What you need to do: Write out every line of the material exactly as it appears.

Dataset records:
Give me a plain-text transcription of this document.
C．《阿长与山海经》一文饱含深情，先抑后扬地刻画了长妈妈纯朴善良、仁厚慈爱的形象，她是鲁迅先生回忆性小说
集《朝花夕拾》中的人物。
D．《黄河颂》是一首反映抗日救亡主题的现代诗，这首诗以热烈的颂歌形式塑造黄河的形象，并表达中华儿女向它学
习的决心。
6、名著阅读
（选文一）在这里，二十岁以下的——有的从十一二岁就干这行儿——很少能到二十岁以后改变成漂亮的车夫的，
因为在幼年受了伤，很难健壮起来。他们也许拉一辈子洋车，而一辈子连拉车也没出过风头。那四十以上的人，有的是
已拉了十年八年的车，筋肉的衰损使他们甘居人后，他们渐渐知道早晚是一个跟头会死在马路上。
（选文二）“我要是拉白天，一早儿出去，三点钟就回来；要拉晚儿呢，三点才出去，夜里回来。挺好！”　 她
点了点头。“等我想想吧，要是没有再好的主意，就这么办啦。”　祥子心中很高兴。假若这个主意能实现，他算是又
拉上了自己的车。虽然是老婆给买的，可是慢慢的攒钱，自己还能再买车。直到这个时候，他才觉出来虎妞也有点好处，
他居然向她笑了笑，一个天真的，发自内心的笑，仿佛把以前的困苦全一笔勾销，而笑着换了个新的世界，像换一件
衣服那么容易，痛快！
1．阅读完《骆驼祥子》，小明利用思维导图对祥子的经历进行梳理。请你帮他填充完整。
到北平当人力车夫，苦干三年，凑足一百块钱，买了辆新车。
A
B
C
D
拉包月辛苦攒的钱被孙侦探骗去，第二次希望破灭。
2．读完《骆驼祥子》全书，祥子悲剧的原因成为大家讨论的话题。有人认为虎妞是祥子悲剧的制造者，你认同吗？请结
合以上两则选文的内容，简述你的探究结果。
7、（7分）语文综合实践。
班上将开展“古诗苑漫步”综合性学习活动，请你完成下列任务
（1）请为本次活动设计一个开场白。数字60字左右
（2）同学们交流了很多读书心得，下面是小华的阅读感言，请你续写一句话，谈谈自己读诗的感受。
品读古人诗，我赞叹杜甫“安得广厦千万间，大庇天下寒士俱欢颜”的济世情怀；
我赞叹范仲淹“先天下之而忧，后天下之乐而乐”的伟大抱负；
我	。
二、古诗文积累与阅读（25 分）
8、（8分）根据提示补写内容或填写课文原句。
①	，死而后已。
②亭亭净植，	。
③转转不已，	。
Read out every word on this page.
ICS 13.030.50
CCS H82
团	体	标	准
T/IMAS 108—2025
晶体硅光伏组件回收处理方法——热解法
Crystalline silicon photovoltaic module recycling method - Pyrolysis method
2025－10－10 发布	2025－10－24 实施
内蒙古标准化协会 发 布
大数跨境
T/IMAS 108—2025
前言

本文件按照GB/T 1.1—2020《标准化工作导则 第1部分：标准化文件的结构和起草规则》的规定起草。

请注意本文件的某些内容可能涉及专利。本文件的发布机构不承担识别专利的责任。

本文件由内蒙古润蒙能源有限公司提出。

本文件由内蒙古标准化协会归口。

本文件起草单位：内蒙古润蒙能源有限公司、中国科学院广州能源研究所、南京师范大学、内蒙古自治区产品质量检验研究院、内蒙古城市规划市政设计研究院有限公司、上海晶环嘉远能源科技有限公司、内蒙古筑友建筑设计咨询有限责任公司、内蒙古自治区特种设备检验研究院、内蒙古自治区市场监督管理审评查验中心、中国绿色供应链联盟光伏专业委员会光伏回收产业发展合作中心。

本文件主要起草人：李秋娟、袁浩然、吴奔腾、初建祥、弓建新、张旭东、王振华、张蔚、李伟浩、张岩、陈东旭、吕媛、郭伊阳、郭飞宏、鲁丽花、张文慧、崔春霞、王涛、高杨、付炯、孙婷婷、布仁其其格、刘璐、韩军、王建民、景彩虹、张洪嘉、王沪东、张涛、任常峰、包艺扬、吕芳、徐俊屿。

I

Output for this exercise:
Give me a plain-text transcription of this document.
C．《阿长与山海经》一文饱含深情，先抑后扬地刻画了长妈妈纯朴善良、仁厚慈爱的形象，她是鲁迅先生回忆性小说
集《朝花夕拾》中的人物。
D．《黄河颂》是一首反映抗日救亡主题的现代诗，这首诗以热烈的颂歌形式塑造黄河的形象，并表达中华儿女向它学
习的决心。
6、名著阅读
（选文一）在这里，二十岁以下的——有的从十一二岁就干这行儿——很少能到二十岁以后改变成漂亮的车夫的，
因为在幼年受了伤，很难健壮起来。他们也许拉一辈子洋车，而一辈子连拉车也没出过风头。那四十以上的人，有的是
已拉了十年八年的车，筋肉的衰损使他们甘居人后，他们渐渐知道早晚是一个跟头会死在马路上。
（选文二）“我要是拉白天，一早儿出去，三点钟就回来；要拉晚儿呢，三点才出去，夜里回来。挺好！”　 她
点了点头。“等我想想吧，要是没有再好的主意，就这么办啦。”　祥子心中很高兴。假若这个主意能实现，他算是又
拉上了自己的车。虽然是老婆给买的，可是慢慢的攒钱，自己还能再买车。直到这个时候，他才觉出来虎妞也有点好处，
他居然向她笑了笑，一个天真的，发自内心的笑，仿佛把以前的困苦全一笔勾销，而笑着换了个新的世界，像换一件
衣服那么容易，痛快！
1．阅读完《骆驼祥子》，小明利用思维导图对祥子的经历进行梳理。请你帮他填充完整。
到北平当人力车夫，苦干三年，凑足一百块钱，买了辆新车。
A
B
C
D
拉包月辛苦攒的钱被孙侦探骗去，第二次希望破灭。
2．读完《骆驼祥子》全书，祥子悲剧的原因成为大家讨论的话题。有人认为虎妞是祥子悲剧的制造者，你认同吗？请结
合以上两则选文的内容，简述你的探究结果。
7、（7分）语文综合实践。
班上将开展“古诗苑漫步”综合性学习活动，请你完成下列任务
（1）请为本次活动设计一个开场白。数字60字左右
（2）同学们交流了很多读书心得，下面是小华的阅读感言，请你续写一句话，谈谈自己读诗的感受。
品读古人诗，我赞叹杜甫“安得广厦千万间，大庇天下寒士俱欢颜”的济世情怀；
我赞叹范仲淹“先天下之而忧，后天下之乐而乐”的伟大抱负；
我	。
二、古诗文积累与阅读（25 分）
8、（8分）根据提示补写内容或填写课文原句。
①	，死而后已。
②亭亭净植，	。
③转转不已，	。
Read out every word on this page.
ICS 13.030.50
CCS H82
团	体	标	准
T/IMAS 108—2025
晶体硅光伏组件回收处理方法——热解法
Crystalline silicon photovoltaic module recycling method - Pyrolysis method
2025－10－10 发布	2025－10－24 实施
内蒙古标准化协会 发 布
大数跨境
T/IMAS 108—2025
前言

本文件按照GB/T 1.1—2020《标准化工作导则 第1部分：标准化文件的结构和起草规则》的规定起草。

请注意本文件的某些内容可能涉及专利。本文件的发布机构不承担识别专利的责任。

本文件由内蒙古润蒙能源有限公司提出。

本文件由内蒙古标准化协会归口。

本文件起草单位：内蒙古润蒙能源有限公司、中国科学院广州能源研究所、南京师范大学、内蒙古自治区产品质量检验研究院、内蒙古城市规划市政设计研究院有限公司、上海晶环嘉远能源科技有限公司、内蒙古筑友建筑设计咨询有限责任公司、内蒙古自治区特种设备检验研究院、内蒙古自治区市场监督管理审评查验中心、中国绿色供应链联盟光伏专业委员会光伏回收产业发展合作中心。

本文件主要起草人：李秋娟、袁浩然、吴奔腾、初建祥、弓建新、张旭东、王振华、张蔚、李伟浩、张岩、陈东旭、吕媛、郭伊阳、郭飞宏、鲁丽花、张文慧、崔春霞、王涛、高杨、付炯、孙婷婷、布仁其其格、刘璐、韩军、王建民、景彩虹、张洪嘉、王沪东、张涛、任常峰、包艺扬、吕芳、徐俊屿。

I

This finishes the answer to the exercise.